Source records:
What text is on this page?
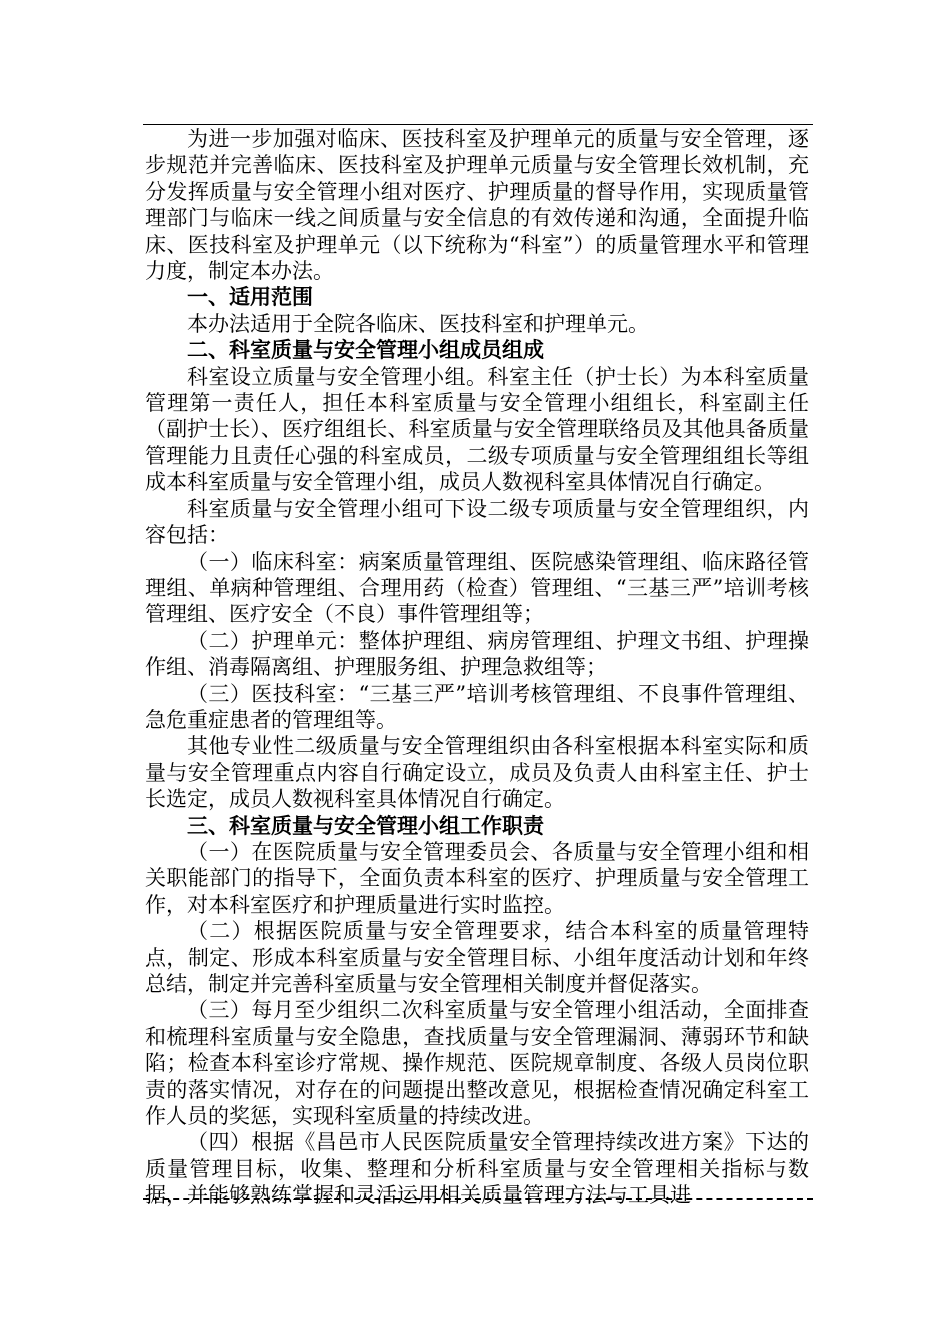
为进一步加强对临床、医技科室及护理单元的质量与安全管理，逐步规范并完善临床、医技科室及护理单元质量与安全管理长效机制，充分发挥质量与安全管理小组对医疗、护理质量的督导作用，实现质量管理部门与临床一线之间质量与安全信息的有效传递和沟通，全面提升临床、医技科室及护理单元（以下统称为“科室”）的质量管理水平和管理力度，制定本办法。

一、适用范围

本办法适用于全院各临床、医技科室和护理单元。

二、科室质量与安全管理小组成员组成

科室设立质量与安全管理小组。科室主任（护士长）为本科室质量管理第一责任人，担任本科室质量与安全管理小组组长，科室副主任（副护士长）、医疗组组长、科室质量与安全管理联络员及其他具备质量管理能力且责任心强的科室成员，二级专项质量与安全管理组组长等组成本科室质量与安全管理小组，成员人数视科室具体情况自行确定。

科室质量与安全管理小组可下设二级专项质量与安全管理组织，内容包括：

（一）临床科室：病案质量管理组、医院感染管理组、临床路径管理组、单病种管理组、合理用药（检查）管理组、“三基三严”培训考核管理组、医疗安全（不良）事件管理组等；

（二）护理单元：整体护理组、病房管理组、护理文书组、护理操作组、消毒隔离组、护理服务组、护理急救组等；

（三）医技科室：“三基三严”培训考核管理组、不良事件管理组、急危重症患者的管理组等。

其他专业性二级质量与安全管理组织由各科室根据本科室实际和质量与安全管理重点内容自行确定设立，成员及负责人由科室主任、护士长选定，成员人数视科室具体情况自行确定。

三、科室质量与安全管理小组工作职责

（一）在医院质量与安全管理委员会、各质量与安全管理小组和相关职能部门的指导下，全面负责本科室的医疗、护理质量与安全管理工作，对本科室医疗和护理质量进行实时监控。

（二）根据医院质量与安全管理要求，结合本科室的质量管理特点，制定、形成本科室质量与安全管理目标、小组年度活动计划和年终总结，制定并完善科室质量与安全管理相关制度并督促落实。

（三）每月至少组织二次科室质量与安全管理小组活动，全面排查和梳理科室质量与安全隐患，查找质量与安全管理漏洞、薄弱环节和缺陷；检查本科室诊疗常规、操作规范、医院规章制度、各级人员岗位职责的落实情况，对存在的问题提出整改意见，根据检查情况确定科室工作人员的奖惩，实现科室质量的持续改进。

（四）根据《昌邑市人民医院质量安全管理持续改进方案》下达的质量管理目标，收集、整理和分析科室质量与安全管理相关指标与数据，并能够熟练掌握和灵活运用相关质量管理方法与工具进
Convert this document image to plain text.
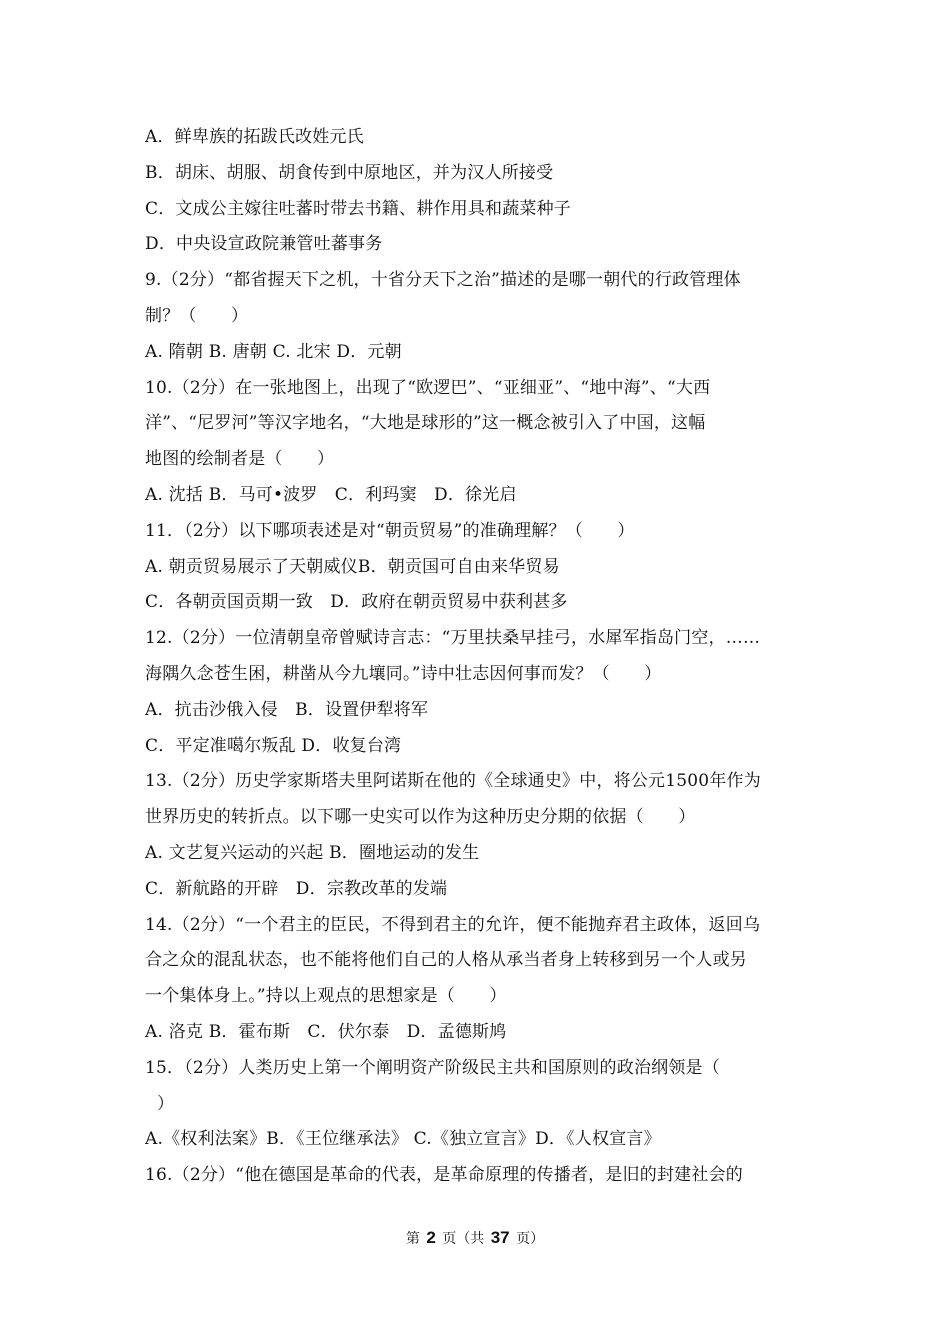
A．鲜卑族的拓跋氏改姓元氏
B．胡床、胡服、胡食传到中原地区，并为汉人所接受
C．文成公主嫁往吐蕃时带去书籍、耕作用具和蔬菜种子
D．中央设宣政院兼管吐蕃事务
9.（2分）“都省握天下之机，十省分天下之治”描述的是哪一朝代的行政管理体
制？（　　）
A. 隋朝 B. 唐朝 C. 北宋 D．元朝
10.（2分）在一张地图上，出现了“欧逻巴”、“亚细亚”、“地中海”、“大西
洋”、“尼罗河”等汉字地名，“大地是球形的”这一概念被引入了中国，这幅
地图的绘制者是（　　）
A. 沈括 B．马可•波罗　C．利玛窦　D．徐光启
11．（2分）以下哪项表述是对“朝贡贸易”的准确理解？（　　）
A. 朝贡贸易展示了天朝威仪B．朝贡国可自由来华贸易
C．各朝贡国贡期一致　D．政府在朝贡贸易中获利甚多
12.（2分）一位清朝皇帝曾赋诗言志：“万里扶桑早挂弓，水犀军指岛门空，……
海隅久念苍生困，耕凿从今九壤同。”诗中壮志因何事而发？（　　）
A．抗击沙俄入侵　B．设置伊犁将军
C．平定准噶尔叛乱 D．收复台湾
13.（2分）历史学家斯塔夫里阿诺斯在他的《全球通史》中，将公元1500年作为
世界历史的转折点。以下哪一史实可以作为这种历史分期的依据（　　）
A. 文艺复兴运动的兴起 B．圈地运动的发生
C．新航路的开辟　D．宗教改革的发端
14.（2分）“一个君主的臣民，不得到君主的允许，便不能抛弃君主政体，返回乌
合之众的混乱状态，也不能将他们自己的人格从承当者身上转移到另一个人或另
一个集体身上。”持以上观点的思想家是（　　）
A. 洛克 B．霍布斯　C．伏尔泰　D．孟德斯鸠
15．（2分）人类历史上第一个阐明资产阶级民主共和国原则的政治纲领是（
）
A.《权利法案》B．《王位继承法》 C.《独立宣言》D．《人权宣言》
16.（2分）“他在德国是革命的代表，是革命原理的传播者，是旧的封建社会的
第 2 页（共 37 页）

Task: Leave the images out, please, and restate each line word for word.

Problem solution:
What text is on this page?
为进一步加强对临床、医技科室及护理单元的质量与安全管理，逐步规范并完善临床、医技科室及护理单元质量与安全管理长效机制，充分发挥质量与安全管理小组对医疗、护理质量的督导作用，实现质量管理部门与临床一线之间质量与安全信息的有效传递和沟通，全面提升临床、医技科室及护理单元（以下统称为“科室”）的质量管理水平和管理力度，制定本办法。

一、适用范围

本办法适用于全院各临床、医技科室和护理单元。

二、科室质量与安全管理小组成员组成

科室设立质量与安全管理小组。科室主任（护士长）为本科室质量管理第一责任人，担任本科室质量与安全管理小组组长，科室副主任（副护士长）、医疗组组长、科室质量与安全管理联络员及其他具备质量管理能力且责任心强的科室成员，二级专项质量与安全管理组组长等组成本科室质量与安全管理小组，成员人数视科室具体情况自行确定。

科室质量与安全管理小组可下设二级专项质量与安全管理组织，内容包括：

（一）临床科室：病案质量管理组、医院感染管理组、临床路径管理组、单病种管理组、合理用药（检查）管理组、“三基三严”培训考核管理组、医疗安全（不良）事件管理组等；

（二）护理单元：整体护理组、病房管理组、护理文书组、护理操作组、消毒隔离组、护理服务组、护理急救组等；

（三）医技科室：“三基三严”培训考核管理组、不良事件管理组、急危重症患者的管理组等。

其他专业性二级质量与安全管理组织由各科室根据本科室实际和质量与安全管理重点内容自行确定设立，成员及负责人由科室主任、护士长选定，成员人数视科室具体情况自行确定。

三、科室质量与安全管理小组工作职责

（一）在医院质量与安全管理委员会、各质量与安全管理小组和相关职能部门的指导下，全面负责本科室的医疗、护理质量与安全管理工作，对本科室医疗和护理质量进行实时监控。

（二）根据医院质量与安全管理要求，结合本科室的质量管理特点，制定、形成本科室质量与安全管理目标、小组年度活动计划和年终总结，制定并完善科室质量与安全管理相关制度并督促落实。

（三）每月至少组织二次科室质量与安全管理小组活动，全面排查和梳理科室质量与安全隐患，查找质量与安全管理漏洞、薄弱环节和缺陷；检查本科室诊疗常规、操作规范、医院规章制度、各级人员岗位职责的落实情况，对存在的问题提出整改意见，根据检查情况确定科室工作人员的奖惩，实现科室质量的持续改进。

（四）根据《昌邑市人民医院质量安全管理持续改进方案》下达的质量管理目标，收集、整理和分析科室质量与安全管理相关指标与数据，并能够熟练掌握和灵活运用相关质量管理方法与工具进
Convert this document image to plain text.
A．鲜卑族的拓跋氏改姓元氏
B．胡床、胡服、胡食传到中原地区，并为汉人所接受
C．文成公主嫁往吐蕃时带去书籍、耕作用具和蔬菜种子
D．中央设宣政院兼管吐蕃事务
9.（2分）“都省握天下之机，十省分天下之治”描述的是哪一朝代的行政管理体
制？（　　）
A. 隋朝 B. 唐朝 C. 北宋 D．元朝
10.（2分）在一张地图上，出现了“欧逻巴”、“亚细亚”、“地中海”、“大西
洋”、“尼罗河”等汉字地名，“大地是球形的”这一概念被引入了中国，这幅
地图的绘制者是（　　）
A. 沈括 B．马可•波罗　C．利玛窦　D．徐光启
11．（2分）以下哪项表述是对“朝贡贸易”的准确理解？（　　）
A. 朝贡贸易展示了天朝威仪B．朝贡国可自由来华贸易
C．各朝贡国贡期一致　D．政府在朝贡贸易中获利甚多
12.（2分）一位清朝皇帝曾赋诗言志：“万里扶桑早挂弓，水犀军指岛门空，……
海隅久念苍生困，耕凿从今九壤同。”诗中壮志因何事而发？（　　）
A．抗击沙俄入侵　B．设置伊犁将军
C．平定准噶尔叛乱 D．收复台湾
13.（2分）历史学家斯塔夫里阿诺斯在他的《全球通史》中，将公元1500年作为
世界历史的转折点。以下哪一史实可以作为这种历史分期的依据（　　）
A. 文艺复兴运动的兴起 B．圈地运动的发生
C．新航路的开辟　D．宗教改革的发端
14.（2分）“一个君主的臣民，不得到君主的允许，便不能抛弃君主政体，返回乌
合之众的混乱状态，也不能将他们自己的人格从承当者身上转移到另一个人或另
一个集体身上。”持以上观点的思想家是（　　）
A. 洛克 B．霍布斯　C．伏尔泰　D．孟德斯鸠
15．（2分）人类历史上第一个阐明资产阶级民主共和国原则的政治纲领是（
）
A.《权利法案》B．《王位继承法》 C.《独立宣言》D．《人权宣言》
16.（2分）“他在德国是革命的代表，是革命原理的传播者，是旧的封建社会的
第 2 页（共 37 页）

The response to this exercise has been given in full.